To do:
Without skipping anything, write out each record below exactly.

-- START Input rows --

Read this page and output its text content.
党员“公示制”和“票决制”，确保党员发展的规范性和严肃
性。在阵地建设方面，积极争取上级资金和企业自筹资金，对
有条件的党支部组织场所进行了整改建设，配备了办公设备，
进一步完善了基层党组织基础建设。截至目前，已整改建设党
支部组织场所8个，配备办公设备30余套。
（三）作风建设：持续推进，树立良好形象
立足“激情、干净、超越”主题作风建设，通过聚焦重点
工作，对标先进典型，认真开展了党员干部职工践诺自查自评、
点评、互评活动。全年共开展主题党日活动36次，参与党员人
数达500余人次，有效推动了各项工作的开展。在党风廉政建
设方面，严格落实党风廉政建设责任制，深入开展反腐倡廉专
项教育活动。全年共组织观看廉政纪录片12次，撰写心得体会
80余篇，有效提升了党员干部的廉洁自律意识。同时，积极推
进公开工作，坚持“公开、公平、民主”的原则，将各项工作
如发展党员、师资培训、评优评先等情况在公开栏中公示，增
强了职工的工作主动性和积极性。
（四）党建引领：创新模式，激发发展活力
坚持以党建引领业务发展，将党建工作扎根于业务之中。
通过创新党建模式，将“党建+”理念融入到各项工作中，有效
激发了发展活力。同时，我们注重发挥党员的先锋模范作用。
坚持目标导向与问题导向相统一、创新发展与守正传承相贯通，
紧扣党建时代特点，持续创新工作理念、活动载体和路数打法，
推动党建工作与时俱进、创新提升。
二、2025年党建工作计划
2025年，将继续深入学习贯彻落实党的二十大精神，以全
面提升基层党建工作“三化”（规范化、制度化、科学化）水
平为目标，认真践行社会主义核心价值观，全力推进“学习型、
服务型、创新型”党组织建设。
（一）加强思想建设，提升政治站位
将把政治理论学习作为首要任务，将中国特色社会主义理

-- END Input rows --

Answer:
Read this page and output its text content.
党员“公示制”和“票决制”，确保党员发展的规范性和严肃
性。在阵地建设方面，积极争取上级资金和企业自筹资金，对
有条件的党支部组织场所进行了整改建设，配备了办公设备，
进一步完善了基层党组织基础建设。截至目前，已整改建设党
支部组织场所8个，配备办公设备30余套。
（三）作风建设：持续推进，树立良好形象
立足“激情、干净、超越”主题作风建设，通过聚焦重点
工作，对标先进典型，认真开展了党员干部职工践诺自查自评、
点评、互评活动。全年共开展主题党日活动36次，参与党员人
数达500余人次，有效推动了各项工作的开展。在党风廉政建
设方面，严格落实党风廉政建设责任制，深入开展反腐倡廉专
项教育活动。全年共组织观看廉政纪录片12次，撰写心得体会
80余篇，有效提升了党员干部的廉洁自律意识。同时，积极推
进公开工作，坚持“公开、公平、民主”的原则，将各项工作
如发展党员、师资培训、评优评先等情况在公开栏中公示，增
强了职工的工作主动性和积极性。
（四）党建引领：创新模式，激发发展活力
坚持以党建引领业务发展，将党建工作扎根于业务之中。
通过创新党建模式，将“党建+”理念融入到各项工作中，有效
激发了发展活力。同时，我们注重发挥党员的先锋模范作用。
坚持目标导向与问题导向相统一、创新发展与守正传承相贯通，
紧扣党建时代特点，持续创新工作理念、活动载体和路数打法，
推动党建工作与时俱进、创新提升。
二、2025年党建工作计划
2025年，将继续深入学习贯彻落实党的二十大精神，以全
面提升基层党建工作“三化”（规范化、制度化、科学化）水
平为目标，认真践行社会主义核心价值观，全力推进“学习型、
服务型、创新型”党组织建设。
（一）加强思想建设，提升政治站位
将把政治理论学习作为首要任务，将中国特色社会主义理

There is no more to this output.